▶ [Instructions for the task]: Rewrite the listing below with "col-header" replaced by "column-header" everywhere it occurs, keeping everything else the same. Omit the picture from your answer.

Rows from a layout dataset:
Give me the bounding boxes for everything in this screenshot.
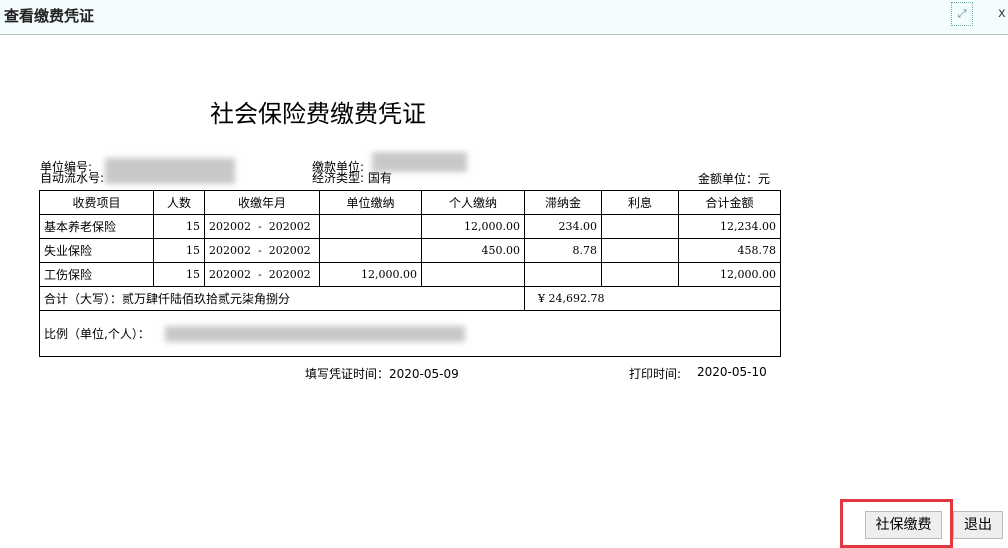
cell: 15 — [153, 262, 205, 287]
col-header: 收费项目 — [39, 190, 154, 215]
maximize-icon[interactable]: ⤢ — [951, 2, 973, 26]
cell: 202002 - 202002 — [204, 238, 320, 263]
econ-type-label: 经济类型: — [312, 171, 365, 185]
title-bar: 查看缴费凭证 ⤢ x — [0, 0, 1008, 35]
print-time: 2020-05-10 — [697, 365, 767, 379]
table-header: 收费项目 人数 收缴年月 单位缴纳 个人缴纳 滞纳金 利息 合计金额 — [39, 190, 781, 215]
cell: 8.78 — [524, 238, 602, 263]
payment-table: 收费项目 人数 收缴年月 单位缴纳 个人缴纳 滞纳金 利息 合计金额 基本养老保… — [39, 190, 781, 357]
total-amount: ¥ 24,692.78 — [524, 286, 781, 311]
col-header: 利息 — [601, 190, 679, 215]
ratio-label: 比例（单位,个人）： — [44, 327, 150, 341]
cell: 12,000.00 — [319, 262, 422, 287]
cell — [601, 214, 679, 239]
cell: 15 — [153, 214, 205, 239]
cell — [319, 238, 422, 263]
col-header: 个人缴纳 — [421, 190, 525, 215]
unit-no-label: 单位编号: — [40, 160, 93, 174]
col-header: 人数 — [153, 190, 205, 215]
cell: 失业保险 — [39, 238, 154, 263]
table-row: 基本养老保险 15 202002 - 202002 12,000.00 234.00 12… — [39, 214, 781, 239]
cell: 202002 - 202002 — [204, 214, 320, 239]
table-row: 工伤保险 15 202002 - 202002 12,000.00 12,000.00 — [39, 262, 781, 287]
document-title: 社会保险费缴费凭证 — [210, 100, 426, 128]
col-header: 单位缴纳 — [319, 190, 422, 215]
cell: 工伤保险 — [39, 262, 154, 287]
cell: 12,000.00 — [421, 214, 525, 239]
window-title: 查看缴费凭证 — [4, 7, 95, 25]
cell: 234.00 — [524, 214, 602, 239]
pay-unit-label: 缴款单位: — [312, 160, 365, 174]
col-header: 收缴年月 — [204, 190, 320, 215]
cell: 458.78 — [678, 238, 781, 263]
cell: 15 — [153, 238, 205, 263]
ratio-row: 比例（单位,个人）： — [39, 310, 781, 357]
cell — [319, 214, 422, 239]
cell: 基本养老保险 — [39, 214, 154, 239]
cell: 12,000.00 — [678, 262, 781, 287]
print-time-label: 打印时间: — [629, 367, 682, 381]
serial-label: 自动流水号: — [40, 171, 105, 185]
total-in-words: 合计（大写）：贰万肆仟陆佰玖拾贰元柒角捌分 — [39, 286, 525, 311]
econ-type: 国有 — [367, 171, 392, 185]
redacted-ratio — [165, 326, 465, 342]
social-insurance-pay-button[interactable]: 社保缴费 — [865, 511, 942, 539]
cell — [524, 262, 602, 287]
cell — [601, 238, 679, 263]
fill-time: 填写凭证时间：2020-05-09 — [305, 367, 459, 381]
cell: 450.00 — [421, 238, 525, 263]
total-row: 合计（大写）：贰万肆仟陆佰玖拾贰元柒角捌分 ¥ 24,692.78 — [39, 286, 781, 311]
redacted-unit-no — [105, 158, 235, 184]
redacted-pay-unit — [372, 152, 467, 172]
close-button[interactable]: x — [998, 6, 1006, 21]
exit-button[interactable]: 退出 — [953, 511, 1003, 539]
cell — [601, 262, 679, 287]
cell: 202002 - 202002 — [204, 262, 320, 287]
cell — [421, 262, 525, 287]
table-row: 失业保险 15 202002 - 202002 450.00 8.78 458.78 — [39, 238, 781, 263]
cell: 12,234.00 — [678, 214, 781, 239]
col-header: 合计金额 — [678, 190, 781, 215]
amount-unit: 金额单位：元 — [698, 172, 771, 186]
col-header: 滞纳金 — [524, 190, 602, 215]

▶ [Written solution]:
Give me the bounding boxes for everything in this screenshot.
cell: 15 — [153, 262, 205, 287]
column-header: 收费项目 — [39, 190, 154, 215]
maximize-icon[interactable]: ⤢ — [951, 2, 973, 26]
cell: 202002 - 202002 — [204, 238, 320, 263]
econ-type-label: 经济类型: — [312, 171, 365, 185]
title-bar: 查看缴费凭证 ⤢ x — [0, 0, 1008, 35]
print-time: 2020-05-10 — [697, 365, 767, 379]
table-header: 收费项目 人数 收缴年月 单位缴纳 个人缴纳 滞纳金 利息 合计金额 — [39, 190, 781, 215]
cell: 8.78 — [524, 238, 602, 263]
payment-table: 收费项目 人数 收缴年月 单位缴纳 个人缴纳 滞纳金 利息 合计金额 基本养老保… — [39, 190, 781, 357]
total-amount: ¥ 24,692.78 — [524, 286, 781, 311]
column-header: 利息 — [601, 190, 679, 215]
ratio-label: 比例（单位,个人）： — [44, 327, 150, 341]
cell: 12,000.00 — [319, 262, 422, 287]
cell — [601, 214, 679, 239]
cell: 15 — [153, 214, 205, 239]
cell — [319, 238, 422, 263]
column-header: 个人缴纳 — [421, 190, 525, 215]
unit-no-label: 单位编号: — [40, 160, 93, 174]
column-header: 人数 — [153, 190, 205, 215]
cell: 失业保险 — [39, 238, 154, 263]
table-row: 基本养老保险 15 202002 - 202002 12,000.00 234.00 12… — [39, 214, 781, 239]
cell: 202002 - 202002 — [204, 214, 320, 239]
table-row: 工伤保险 15 202002 - 202002 12,000.00 12,000.00 — [39, 262, 781, 287]
document-title: 社会保险费缴费凭证 — [210, 100, 426, 128]
column-header: 单位缴纳 — [319, 190, 422, 215]
cell: 工伤保险 — [39, 262, 154, 287]
cell: 12,000.00 — [421, 214, 525, 239]
window-title: 查看缴费凭证 — [4, 7, 95, 25]
cell: 234.00 — [524, 214, 602, 239]
pay-unit-label: 缴款单位: — [312, 160, 365, 174]
column-header: 收缴年月 — [204, 190, 320, 215]
cell: 458.78 — [678, 238, 781, 263]
cell: 15 — [153, 238, 205, 263]
ratio-row: 比例（单位,个人）： — [39, 310, 781, 357]
cell — [319, 214, 422, 239]
cell: 基本养老保险 — [39, 214, 154, 239]
cell: 12,000.00 — [678, 262, 781, 287]
print-time-label: 打印时间: — [629, 367, 682, 381]
serial-label: 自动流水号: — [40, 171, 105, 185]
total-in-words: 合计（大写）：贰万肆仟陆佰玖拾贰元柒角捌分 — [39, 286, 525, 311]
econ-type: 国有 — [367, 171, 392, 185]
redacted-ratio — [165, 326, 465, 342]
social-insurance-pay-button[interactable]: 社保缴费 — [865, 511, 942, 539]
cell — [524, 262, 602, 287]
cell — [601, 238, 679, 263]
fill-time: 填写凭证时间：2020-05-09 — [305, 367, 459, 381]
cell: 450.00 — [421, 238, 525, 263]
total-row: 合计（大写）：贰万肆仟陆佰玖拾贰元柒角捌分 ¥ 24,692.78 — [39, 286, 781, 311]
redacted-unit-no — [105, 158, 235, 184]
redacted-pay-unit — [372, 152, 467, 172]
close-button[interactable]: x — [998, 6, 1006, 21]
exit-button[interactable]: 退出 — [953, 511, 1003, 539]
cell — [601, 262, 679, 287]
cell: 202002 - 202002 — [204, 262, 320, 287]
cell — [421, 262, 525, 287]
table-row: 失业保险 15 202002 - 202002 450.00 8.78 458.78 — [39, 238, 781, 263]
cell: 12,234.00 — [678, 214, 781, 239]
column-header: 合计金额 — [678, 190, 781, 215]
amount-unit: 金额单位：元 — [698, 172, 771, 186]
column-header: 滞纳金 — [524, 190, 602, 215]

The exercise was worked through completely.